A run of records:
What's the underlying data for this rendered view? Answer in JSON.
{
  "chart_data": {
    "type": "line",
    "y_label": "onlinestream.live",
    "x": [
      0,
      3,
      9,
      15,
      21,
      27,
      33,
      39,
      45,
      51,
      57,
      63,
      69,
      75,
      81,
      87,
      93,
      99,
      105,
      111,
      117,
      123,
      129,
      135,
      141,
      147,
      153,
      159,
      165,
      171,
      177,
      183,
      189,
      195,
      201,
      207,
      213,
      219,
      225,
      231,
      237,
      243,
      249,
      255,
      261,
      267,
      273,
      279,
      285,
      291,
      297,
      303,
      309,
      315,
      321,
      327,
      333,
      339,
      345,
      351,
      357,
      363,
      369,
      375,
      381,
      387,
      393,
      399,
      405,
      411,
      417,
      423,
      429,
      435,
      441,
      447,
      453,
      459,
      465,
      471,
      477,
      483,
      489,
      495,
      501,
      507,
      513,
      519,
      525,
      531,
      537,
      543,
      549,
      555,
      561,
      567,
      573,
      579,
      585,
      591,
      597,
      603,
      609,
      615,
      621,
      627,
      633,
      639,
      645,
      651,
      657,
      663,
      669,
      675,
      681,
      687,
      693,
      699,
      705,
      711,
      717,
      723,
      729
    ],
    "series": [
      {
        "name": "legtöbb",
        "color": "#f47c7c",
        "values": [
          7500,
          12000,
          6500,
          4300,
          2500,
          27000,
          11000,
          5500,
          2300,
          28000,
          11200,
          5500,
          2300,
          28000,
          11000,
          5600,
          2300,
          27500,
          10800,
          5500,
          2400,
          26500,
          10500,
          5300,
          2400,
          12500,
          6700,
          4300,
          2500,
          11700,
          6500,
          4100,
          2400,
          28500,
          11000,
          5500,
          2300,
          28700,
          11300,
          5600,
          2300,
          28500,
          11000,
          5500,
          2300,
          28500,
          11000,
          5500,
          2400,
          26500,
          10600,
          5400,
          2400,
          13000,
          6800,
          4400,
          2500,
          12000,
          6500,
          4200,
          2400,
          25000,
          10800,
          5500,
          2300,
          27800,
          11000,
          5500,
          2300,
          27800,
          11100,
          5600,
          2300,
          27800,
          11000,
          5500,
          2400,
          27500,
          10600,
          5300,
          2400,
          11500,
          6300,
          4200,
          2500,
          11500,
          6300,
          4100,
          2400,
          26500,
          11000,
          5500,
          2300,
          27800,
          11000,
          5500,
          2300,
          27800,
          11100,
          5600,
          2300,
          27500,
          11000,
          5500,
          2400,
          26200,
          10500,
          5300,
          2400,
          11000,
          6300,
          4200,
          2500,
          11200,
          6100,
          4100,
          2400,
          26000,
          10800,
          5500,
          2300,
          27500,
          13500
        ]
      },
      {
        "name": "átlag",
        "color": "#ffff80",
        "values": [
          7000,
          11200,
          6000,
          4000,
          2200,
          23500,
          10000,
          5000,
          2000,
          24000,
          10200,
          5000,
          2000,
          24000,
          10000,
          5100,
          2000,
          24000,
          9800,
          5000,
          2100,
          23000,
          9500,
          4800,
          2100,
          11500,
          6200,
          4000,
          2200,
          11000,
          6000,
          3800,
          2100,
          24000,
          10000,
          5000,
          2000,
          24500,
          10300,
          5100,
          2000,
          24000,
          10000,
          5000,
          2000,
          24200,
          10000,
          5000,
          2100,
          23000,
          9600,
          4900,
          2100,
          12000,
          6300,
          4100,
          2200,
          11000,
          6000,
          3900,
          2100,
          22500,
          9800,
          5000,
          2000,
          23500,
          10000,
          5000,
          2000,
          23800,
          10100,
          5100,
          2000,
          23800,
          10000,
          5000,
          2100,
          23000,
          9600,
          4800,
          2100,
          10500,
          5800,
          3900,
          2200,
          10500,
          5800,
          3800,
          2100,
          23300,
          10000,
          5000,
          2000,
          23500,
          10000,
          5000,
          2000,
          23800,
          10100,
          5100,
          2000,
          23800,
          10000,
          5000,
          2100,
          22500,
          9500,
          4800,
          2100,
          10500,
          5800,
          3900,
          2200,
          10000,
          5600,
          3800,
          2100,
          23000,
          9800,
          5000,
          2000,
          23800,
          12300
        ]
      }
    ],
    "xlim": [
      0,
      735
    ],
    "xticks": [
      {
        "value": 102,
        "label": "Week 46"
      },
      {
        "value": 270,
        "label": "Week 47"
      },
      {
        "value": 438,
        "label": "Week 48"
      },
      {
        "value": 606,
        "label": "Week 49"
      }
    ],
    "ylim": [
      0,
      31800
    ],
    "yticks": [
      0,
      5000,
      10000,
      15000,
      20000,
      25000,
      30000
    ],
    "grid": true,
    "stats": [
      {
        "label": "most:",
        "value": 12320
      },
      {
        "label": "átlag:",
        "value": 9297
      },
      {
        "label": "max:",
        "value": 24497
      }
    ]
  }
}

WHAT THE EXERCISE ASKS. Pull out each line of the records holding the string "Week".

RESPONSE.
        "label": "Week 46"
        "label": "Week 47"
        "label": "Week 48"
        "label": "Week 49"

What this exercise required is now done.